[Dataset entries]
· · · · · · ·

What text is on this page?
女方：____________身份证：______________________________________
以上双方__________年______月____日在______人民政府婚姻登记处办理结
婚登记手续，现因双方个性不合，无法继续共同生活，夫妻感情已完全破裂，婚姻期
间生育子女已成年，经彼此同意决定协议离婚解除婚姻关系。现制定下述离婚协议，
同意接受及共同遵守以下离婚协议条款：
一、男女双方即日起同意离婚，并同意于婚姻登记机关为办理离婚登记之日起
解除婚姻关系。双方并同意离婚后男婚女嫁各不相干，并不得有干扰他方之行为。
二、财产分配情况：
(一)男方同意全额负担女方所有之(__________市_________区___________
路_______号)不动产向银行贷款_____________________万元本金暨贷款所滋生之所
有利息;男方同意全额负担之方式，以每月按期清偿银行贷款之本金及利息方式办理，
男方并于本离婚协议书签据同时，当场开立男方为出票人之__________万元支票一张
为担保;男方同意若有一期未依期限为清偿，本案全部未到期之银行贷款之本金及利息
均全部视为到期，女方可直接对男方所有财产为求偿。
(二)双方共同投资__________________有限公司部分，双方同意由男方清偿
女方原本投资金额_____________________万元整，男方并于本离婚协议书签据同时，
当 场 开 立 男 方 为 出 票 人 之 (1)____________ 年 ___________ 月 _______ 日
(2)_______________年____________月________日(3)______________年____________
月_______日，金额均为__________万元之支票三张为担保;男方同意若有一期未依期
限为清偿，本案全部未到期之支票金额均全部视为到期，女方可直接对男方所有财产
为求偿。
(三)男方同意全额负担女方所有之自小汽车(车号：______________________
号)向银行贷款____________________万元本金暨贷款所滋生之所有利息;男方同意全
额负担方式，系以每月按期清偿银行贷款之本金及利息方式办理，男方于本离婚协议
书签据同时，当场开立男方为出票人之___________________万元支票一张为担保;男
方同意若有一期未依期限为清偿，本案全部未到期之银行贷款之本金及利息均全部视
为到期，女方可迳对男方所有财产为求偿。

· · · · · · ·

## Instructions for the task
Copy out every line where the word "男方并于本离婚协议书签据同时" occurs.

## Complete response
男方并于本离婚协议书签据同时，当场开立男方为出票人之__________万元支票一张
女方原本投资金额_____________________万元整，男方并于本离婚协议书签据同时，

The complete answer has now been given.